--- Begin ENTRIES ---
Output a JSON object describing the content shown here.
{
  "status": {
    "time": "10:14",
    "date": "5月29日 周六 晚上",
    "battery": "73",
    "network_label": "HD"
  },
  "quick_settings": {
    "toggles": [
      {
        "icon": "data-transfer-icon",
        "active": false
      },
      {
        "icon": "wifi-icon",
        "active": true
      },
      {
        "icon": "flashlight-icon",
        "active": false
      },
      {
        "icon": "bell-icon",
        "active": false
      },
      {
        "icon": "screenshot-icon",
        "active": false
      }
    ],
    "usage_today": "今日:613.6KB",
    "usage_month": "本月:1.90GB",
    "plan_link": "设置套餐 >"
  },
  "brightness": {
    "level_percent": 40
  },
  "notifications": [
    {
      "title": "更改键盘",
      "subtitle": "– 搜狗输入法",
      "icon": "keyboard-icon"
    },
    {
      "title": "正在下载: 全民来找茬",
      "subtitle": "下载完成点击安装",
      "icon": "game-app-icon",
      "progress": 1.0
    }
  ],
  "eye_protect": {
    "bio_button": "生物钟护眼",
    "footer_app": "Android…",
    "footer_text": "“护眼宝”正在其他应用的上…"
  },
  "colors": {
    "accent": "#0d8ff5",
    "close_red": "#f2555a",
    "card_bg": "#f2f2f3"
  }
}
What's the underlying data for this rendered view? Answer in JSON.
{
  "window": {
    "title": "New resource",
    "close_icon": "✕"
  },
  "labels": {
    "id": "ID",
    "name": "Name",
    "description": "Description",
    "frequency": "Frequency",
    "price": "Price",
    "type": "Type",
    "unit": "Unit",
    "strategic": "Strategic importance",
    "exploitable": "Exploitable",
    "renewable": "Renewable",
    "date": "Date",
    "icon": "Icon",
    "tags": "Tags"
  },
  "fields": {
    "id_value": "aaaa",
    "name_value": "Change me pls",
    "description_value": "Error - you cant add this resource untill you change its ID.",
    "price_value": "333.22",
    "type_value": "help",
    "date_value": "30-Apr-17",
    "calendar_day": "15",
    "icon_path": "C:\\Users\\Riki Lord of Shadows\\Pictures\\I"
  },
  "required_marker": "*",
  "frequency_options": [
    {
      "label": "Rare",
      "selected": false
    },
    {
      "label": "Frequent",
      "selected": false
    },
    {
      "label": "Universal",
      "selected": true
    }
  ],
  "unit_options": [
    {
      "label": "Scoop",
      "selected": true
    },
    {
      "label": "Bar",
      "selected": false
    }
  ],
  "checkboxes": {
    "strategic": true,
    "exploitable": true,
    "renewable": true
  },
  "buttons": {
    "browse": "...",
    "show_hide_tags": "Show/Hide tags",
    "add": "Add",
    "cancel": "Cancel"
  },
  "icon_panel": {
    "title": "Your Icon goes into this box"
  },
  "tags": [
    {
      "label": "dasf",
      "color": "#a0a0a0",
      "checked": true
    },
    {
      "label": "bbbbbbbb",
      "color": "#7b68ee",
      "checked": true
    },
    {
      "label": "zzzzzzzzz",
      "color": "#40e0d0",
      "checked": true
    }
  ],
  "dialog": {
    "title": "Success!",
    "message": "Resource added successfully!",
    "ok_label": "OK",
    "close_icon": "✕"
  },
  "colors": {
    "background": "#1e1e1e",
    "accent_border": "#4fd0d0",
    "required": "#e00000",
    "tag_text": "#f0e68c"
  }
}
--- End ENTRIES ---
**TASK TO COMPLETE**
Please set down all the data word for word.

**TASK RESULT**
Output a JSON object describing the content shown here.
{
  "status": {
    "time": "10:14",
    "date": "5月29日 周六 晚上",
    "battery": "73",
    "network_label": "HD"
  },
  "quick_settings": {
    "toggles": [
      {
        "icon": "data-transfer-icon",
        "active": false
      },
      {
        "icon": "wifi-icon",
        "active": true
      },
      {
        "icon": "flashlight-icon",
        "active": false
      },
      {
        "icon": "bell-icon",
        "active": false
      },
      {
        "icon": "screenshot-icon",
        "active": false
      }
    ],
    "usage_today": "今日:613.6KB",
    "usage_month": "本月:1.90GB",
    "plan_link": "设置套餐 >"
  },
  "brightness": {
    "level_percent": 40
  },
  "notifications": [
    {
      "title": "更改键盘",
      "subtitle": "– 搜狗输入法",
      "icon": "keyboard-icon"
    },
    {
      "title": "正在下载: 全民来找茬",
      "subtitle": "下载完成点击安装",
      "icon": "game-app-icon",
      "progress": 1.0
    }
  ],
  "eye_protect": {
    "bio_button": "生物钟护眼",
    "footer_app": "Android…",
    "footer_text": "“护眼宝”正在其他应用的上…"
  },
  "colors": {
    "accent": "#0d8ff5",
    "close_red": "#f2555a",
    "card_bg": "#f2f2f3"
  }
}
What's the underlying data for this rendered view? Answer in JSON.
{
  "window": {
    "title": "New resource",
    "close_icon": "✕"
  },
  "labels": {
    "id": "ID",
    "name": "Name",
    "description": "Description",
    "frequency": "Frequency",
    "price": "Price",
    "type": "Type",
    "unit": "Unit",
    "strategic": "Strategic importance",
    "exploitable": "Exploitable",
    "renewable": "Renewable",
    "date": "Date",
    "icon": "Icon",
    "tags": "Tags"
  },
  "fields": {
    "id_value": "aaaa",
    "name_value": "Change me pls",
    "description_value": "Error - you cant add this resource untill you change its ID.",
    "price_value": "333.22",
    "type_value": "help",
    "date_value": "30-Apr-17",
    "calendar_day": "15",
    "icon_path": "C:\\Users\\Riki Lord of Shadows\\Pictures\\I"
  },
  "required_marker": "*",
  "frequency_options": [
    {
      "label": "Rare",
      "selected": false
    },
    {
      "label": "Frequent",
      "selected": false
    },
    {
      "label": "Universal",
      "selected": true
    }
  ],
  "unit_options": [
    {
      "label": "Scoop",
      "selected": true
    },
    {
      "label": "Bar",
      "selected": false
    }
  ],
  "checkboxes": {
    "strategic": true,
    "exploitable": true,
    "renewable": true
  },
  "buttons": {
    "browse": "...",
    "show_hide_tags": "Show/Hide tags",
    "add": "Add",
    "cancel": "Cancel"
  },
  "icon_panel": {
    "title": "Your Icon goes into this box"
  },
  "tags": [
    {
      "label": "dasf",
      "color": "#a0a0a0",
      "checked": true
    },
    {
      "label": "bbbbbbbb",
      "color": "#7b68ee",
      "checked": true
    },
    {
      "label": "zzzzzzzzz",
      "color": "#40e0d0",
      "checked": true
    }
  ],
  "dialog": {
    "title": "Success!",
    "message": "Resource added successfully!",
    "ok_label": "OK",
    "close_icon": "✕"
  },
  "colors": {
    "background": "#1e1e1e",
    "accent_border": "#4fd0d0",
    "required": "#e00000",
    "tag_text": "#f0e68c"
  }
}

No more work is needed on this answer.